■ **MATERIAL FOR THE TASK**
● ● ● ●

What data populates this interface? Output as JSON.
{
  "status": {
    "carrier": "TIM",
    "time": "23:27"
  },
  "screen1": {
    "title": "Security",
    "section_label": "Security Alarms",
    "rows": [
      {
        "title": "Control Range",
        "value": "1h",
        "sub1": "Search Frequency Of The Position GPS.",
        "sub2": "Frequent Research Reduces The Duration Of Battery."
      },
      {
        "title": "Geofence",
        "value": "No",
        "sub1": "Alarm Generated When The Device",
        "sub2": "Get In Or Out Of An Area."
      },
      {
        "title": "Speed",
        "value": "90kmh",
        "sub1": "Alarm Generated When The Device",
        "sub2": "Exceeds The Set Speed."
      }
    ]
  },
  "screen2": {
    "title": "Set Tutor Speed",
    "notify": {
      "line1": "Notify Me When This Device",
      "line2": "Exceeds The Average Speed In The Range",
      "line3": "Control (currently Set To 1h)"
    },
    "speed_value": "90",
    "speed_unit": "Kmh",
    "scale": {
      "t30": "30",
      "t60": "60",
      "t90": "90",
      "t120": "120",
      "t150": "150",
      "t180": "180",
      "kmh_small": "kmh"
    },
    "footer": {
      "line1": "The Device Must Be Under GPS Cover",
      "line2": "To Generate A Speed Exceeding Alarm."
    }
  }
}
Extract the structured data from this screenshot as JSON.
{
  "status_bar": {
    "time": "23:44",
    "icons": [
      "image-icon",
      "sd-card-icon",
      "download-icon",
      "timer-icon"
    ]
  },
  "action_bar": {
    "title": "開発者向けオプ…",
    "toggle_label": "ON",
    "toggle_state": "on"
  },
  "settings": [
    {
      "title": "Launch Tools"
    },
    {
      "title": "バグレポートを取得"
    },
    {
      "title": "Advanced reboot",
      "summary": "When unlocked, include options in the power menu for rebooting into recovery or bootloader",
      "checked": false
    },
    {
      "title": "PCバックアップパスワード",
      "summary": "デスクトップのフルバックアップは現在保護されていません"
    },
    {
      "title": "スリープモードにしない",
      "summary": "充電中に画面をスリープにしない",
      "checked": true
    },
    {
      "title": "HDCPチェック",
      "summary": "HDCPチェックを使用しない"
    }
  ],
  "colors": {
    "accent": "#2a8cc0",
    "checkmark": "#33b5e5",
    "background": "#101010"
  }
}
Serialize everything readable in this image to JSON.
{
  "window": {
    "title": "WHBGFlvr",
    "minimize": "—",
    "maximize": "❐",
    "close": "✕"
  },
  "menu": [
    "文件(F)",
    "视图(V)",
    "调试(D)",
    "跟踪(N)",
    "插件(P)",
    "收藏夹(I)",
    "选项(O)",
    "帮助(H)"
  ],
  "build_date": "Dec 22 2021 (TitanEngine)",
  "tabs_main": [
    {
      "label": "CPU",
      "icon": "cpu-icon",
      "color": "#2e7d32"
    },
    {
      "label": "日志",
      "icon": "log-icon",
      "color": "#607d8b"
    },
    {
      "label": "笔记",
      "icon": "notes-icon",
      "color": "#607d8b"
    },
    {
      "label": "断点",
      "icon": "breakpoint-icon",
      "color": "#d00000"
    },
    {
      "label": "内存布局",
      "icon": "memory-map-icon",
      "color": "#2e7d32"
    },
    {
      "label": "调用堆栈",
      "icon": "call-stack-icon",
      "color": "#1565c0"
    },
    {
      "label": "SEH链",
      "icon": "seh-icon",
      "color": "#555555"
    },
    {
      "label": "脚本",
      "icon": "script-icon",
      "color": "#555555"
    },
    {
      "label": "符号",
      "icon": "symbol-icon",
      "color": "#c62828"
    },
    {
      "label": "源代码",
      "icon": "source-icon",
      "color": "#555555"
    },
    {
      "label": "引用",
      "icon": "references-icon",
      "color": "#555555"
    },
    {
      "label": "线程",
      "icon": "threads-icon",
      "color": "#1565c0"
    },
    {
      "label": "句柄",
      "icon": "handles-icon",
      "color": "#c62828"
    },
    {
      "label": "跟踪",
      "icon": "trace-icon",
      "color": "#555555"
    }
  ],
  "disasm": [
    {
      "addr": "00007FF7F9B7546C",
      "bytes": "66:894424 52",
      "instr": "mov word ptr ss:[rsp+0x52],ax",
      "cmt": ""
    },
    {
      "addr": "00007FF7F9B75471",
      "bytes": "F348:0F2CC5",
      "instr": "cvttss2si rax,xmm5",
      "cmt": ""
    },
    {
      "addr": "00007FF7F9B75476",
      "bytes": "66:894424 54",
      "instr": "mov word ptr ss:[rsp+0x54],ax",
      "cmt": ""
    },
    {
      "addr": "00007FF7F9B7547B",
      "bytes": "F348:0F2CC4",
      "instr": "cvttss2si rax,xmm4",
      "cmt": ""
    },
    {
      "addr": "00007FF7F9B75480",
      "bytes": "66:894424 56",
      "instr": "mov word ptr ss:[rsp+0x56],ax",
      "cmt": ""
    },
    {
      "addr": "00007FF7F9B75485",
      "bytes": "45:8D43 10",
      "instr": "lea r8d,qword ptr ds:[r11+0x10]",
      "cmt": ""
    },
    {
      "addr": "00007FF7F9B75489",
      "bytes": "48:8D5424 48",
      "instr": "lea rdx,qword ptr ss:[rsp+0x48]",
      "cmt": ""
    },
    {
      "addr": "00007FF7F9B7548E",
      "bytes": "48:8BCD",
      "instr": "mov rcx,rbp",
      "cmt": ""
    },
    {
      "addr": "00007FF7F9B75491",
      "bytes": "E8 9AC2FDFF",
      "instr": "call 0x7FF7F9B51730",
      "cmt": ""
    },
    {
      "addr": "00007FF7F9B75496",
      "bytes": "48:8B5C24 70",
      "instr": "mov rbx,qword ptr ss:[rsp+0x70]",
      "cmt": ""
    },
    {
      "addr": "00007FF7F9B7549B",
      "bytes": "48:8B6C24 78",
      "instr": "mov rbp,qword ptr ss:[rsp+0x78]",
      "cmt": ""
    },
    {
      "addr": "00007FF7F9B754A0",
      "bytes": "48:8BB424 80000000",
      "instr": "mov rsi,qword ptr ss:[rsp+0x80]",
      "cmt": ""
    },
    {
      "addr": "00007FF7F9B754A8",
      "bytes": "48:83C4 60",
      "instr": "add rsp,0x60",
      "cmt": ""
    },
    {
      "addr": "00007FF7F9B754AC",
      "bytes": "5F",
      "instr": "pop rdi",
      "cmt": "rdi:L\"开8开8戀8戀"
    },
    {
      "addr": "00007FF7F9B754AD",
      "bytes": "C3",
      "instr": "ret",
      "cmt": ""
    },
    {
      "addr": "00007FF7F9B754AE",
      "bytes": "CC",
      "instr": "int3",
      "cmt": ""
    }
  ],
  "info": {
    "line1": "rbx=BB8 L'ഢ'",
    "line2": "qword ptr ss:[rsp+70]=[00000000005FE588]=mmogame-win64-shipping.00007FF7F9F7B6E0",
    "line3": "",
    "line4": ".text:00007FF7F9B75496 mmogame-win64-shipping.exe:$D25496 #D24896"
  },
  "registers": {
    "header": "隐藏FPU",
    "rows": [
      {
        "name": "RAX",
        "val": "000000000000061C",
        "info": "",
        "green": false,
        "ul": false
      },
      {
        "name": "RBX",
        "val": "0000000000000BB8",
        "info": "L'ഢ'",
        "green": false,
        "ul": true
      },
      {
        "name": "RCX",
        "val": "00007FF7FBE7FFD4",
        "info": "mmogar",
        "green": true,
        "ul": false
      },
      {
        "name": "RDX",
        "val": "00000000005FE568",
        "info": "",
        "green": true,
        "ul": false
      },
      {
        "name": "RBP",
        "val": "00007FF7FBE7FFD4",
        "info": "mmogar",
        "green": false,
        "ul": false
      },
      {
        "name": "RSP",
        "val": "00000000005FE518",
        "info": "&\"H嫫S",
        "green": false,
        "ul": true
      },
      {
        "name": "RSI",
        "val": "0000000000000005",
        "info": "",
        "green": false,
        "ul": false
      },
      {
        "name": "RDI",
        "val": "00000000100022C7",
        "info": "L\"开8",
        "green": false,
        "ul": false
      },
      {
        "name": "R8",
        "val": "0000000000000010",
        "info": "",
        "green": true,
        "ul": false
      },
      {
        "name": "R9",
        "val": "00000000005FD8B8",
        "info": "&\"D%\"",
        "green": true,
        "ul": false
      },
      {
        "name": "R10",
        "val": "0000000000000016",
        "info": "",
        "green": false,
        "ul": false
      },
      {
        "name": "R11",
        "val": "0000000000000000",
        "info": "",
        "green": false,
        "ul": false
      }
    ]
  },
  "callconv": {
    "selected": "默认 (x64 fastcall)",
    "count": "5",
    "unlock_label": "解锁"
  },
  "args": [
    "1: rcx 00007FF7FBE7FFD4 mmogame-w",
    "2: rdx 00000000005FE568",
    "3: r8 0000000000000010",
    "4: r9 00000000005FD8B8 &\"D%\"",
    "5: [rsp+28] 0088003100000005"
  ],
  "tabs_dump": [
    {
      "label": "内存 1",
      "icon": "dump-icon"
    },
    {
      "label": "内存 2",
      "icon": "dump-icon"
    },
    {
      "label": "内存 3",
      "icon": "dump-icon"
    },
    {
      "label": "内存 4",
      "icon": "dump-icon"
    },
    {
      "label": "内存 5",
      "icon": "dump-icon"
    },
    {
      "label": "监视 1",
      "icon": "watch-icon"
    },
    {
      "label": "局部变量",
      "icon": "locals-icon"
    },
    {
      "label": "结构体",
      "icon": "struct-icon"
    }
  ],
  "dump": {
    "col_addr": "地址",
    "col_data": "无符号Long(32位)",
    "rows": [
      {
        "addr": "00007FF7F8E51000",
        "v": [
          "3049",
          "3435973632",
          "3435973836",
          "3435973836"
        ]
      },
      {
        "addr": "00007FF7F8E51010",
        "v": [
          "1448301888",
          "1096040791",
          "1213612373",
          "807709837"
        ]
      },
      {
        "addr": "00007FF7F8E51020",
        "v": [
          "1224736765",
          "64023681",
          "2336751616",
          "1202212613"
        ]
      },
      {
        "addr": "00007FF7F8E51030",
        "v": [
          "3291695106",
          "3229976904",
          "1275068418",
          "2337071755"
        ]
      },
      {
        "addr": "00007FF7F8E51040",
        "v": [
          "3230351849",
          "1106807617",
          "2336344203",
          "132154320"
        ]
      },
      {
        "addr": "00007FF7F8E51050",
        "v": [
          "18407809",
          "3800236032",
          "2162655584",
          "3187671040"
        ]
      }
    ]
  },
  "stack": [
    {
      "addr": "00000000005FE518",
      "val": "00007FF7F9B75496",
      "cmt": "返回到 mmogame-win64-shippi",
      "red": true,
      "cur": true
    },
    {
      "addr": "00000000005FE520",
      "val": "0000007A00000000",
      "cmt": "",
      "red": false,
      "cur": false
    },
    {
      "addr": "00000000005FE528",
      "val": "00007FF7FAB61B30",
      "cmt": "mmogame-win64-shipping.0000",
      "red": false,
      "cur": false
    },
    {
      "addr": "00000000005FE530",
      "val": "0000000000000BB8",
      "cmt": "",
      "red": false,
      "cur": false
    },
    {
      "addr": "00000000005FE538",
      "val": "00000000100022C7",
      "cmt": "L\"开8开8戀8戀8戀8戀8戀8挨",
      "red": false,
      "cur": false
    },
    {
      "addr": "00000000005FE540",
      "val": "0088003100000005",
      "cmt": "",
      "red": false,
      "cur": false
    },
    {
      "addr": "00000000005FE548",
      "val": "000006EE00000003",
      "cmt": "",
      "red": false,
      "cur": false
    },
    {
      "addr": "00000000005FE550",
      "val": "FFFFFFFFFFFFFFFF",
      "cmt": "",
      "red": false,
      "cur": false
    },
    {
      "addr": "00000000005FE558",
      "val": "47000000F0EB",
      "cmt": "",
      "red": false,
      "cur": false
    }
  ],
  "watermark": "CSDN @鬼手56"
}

● ● ● ●

■ **WHAT YOU HAVE TO DO**
Collect, from the material above, every line containing the word "summary".

■ **RESPONSE TO THIS EXERCISE**
      "summary": "When unlocked, include options in the power menu for rebooting into recovery or bootloader",
      "summary": "デスクトップのフルバックアップは現在保護されていません"
      "summary": "充電中に画面をスリープにしない",
      "summary": "HDCPチェックを使用しない"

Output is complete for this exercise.